* _Given request_
Return each line of the records holding the string "backslash".

* _Data shown_
——————————
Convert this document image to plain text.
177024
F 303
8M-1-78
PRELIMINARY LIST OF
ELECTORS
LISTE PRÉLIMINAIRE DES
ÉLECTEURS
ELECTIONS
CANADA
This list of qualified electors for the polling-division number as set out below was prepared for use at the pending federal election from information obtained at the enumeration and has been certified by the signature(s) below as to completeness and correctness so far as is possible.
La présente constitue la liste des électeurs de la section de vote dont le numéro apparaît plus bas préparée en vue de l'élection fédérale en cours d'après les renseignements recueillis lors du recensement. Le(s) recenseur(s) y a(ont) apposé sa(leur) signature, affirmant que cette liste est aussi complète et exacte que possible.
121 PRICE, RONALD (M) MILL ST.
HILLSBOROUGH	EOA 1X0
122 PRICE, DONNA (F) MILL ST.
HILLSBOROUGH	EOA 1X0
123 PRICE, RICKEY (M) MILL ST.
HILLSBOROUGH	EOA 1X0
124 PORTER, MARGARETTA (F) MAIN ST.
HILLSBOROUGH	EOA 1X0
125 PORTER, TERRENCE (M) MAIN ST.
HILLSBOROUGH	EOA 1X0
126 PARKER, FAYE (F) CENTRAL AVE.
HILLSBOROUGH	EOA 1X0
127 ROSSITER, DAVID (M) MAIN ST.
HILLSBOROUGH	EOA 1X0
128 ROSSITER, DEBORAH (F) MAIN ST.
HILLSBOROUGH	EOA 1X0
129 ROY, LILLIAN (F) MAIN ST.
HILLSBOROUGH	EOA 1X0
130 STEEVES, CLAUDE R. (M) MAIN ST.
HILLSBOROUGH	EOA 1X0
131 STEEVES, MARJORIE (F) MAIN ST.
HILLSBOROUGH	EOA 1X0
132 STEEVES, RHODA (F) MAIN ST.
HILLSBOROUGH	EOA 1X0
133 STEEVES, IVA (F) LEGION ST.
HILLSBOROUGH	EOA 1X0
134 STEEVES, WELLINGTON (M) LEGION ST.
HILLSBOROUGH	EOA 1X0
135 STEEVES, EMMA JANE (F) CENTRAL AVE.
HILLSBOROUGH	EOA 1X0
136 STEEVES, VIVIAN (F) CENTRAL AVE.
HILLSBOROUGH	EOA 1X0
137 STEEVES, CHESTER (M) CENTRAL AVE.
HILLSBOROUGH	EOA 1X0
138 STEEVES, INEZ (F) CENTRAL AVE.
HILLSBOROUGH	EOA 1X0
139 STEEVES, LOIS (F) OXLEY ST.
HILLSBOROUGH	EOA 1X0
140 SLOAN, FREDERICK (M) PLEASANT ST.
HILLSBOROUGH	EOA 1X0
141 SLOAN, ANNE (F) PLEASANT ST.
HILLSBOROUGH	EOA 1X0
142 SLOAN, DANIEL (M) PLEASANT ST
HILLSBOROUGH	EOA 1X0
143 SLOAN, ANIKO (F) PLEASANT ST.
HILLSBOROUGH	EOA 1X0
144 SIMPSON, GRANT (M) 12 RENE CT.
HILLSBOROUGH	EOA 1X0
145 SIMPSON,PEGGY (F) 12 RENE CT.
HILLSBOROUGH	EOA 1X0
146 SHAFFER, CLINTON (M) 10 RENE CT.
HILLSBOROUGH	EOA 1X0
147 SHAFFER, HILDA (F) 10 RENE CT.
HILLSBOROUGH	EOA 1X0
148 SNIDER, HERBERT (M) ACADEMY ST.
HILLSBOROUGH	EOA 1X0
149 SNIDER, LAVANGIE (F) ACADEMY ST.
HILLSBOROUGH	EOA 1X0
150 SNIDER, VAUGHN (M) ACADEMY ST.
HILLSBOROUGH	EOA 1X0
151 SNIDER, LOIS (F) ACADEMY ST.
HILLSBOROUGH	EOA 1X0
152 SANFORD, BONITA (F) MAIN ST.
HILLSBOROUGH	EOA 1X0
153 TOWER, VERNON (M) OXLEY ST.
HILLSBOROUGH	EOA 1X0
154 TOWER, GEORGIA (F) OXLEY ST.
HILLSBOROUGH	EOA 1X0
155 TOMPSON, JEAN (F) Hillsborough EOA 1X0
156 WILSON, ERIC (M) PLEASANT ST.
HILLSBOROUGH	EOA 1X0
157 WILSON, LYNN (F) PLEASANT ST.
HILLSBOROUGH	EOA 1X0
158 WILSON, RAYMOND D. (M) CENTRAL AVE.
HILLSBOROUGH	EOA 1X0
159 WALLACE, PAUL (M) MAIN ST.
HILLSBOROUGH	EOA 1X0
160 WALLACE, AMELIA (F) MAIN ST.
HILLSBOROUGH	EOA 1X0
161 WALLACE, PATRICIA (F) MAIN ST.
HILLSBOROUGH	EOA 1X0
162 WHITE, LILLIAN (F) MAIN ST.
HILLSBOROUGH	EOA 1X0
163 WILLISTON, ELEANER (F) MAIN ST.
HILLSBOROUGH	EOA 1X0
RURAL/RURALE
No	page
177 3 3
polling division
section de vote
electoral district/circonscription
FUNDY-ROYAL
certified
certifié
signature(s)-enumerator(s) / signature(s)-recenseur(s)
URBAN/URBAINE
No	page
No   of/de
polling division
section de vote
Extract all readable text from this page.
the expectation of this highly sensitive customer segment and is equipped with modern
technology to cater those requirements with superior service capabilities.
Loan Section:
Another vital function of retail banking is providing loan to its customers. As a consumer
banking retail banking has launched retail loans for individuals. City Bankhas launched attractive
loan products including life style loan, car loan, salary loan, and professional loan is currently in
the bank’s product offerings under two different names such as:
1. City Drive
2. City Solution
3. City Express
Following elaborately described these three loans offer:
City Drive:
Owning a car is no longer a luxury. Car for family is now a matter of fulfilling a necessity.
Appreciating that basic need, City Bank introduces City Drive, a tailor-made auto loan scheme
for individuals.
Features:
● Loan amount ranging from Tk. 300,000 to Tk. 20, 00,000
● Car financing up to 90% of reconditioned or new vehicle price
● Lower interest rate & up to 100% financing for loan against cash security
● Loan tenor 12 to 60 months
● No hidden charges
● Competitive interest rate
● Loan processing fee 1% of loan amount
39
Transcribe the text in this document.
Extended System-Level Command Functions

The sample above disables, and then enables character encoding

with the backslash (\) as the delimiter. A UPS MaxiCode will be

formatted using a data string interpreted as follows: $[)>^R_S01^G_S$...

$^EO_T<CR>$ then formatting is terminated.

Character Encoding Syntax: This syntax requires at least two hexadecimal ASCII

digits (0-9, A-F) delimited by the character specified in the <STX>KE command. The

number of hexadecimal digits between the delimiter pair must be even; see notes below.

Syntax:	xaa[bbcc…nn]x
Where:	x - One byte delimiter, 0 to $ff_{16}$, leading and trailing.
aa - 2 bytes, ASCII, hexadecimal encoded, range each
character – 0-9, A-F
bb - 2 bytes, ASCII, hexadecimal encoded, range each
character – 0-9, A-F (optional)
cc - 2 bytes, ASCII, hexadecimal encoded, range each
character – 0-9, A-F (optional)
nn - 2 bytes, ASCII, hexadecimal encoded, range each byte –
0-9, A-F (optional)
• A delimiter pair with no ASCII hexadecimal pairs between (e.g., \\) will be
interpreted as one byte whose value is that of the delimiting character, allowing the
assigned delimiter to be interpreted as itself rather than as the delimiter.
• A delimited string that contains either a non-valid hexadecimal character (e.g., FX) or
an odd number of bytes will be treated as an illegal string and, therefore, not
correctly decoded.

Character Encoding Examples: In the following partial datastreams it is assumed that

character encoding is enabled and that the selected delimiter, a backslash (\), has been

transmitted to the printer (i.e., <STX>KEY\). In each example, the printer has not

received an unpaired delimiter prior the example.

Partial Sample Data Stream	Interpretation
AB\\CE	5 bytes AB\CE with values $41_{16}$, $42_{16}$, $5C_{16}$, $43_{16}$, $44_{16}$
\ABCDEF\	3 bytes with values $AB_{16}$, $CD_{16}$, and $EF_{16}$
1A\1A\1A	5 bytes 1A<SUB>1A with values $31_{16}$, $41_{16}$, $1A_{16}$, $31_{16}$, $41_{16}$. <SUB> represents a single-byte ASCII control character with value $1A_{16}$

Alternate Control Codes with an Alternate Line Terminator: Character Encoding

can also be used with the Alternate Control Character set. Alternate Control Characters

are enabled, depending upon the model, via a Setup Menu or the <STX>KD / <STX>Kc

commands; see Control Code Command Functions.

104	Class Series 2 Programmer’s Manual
——————————
* _Solution for this problem_
with the backslash (\) as the delimiter. A UPS MaxiCode will be
character encoding is enabled and that the selected delimiter, a backslash (\), has been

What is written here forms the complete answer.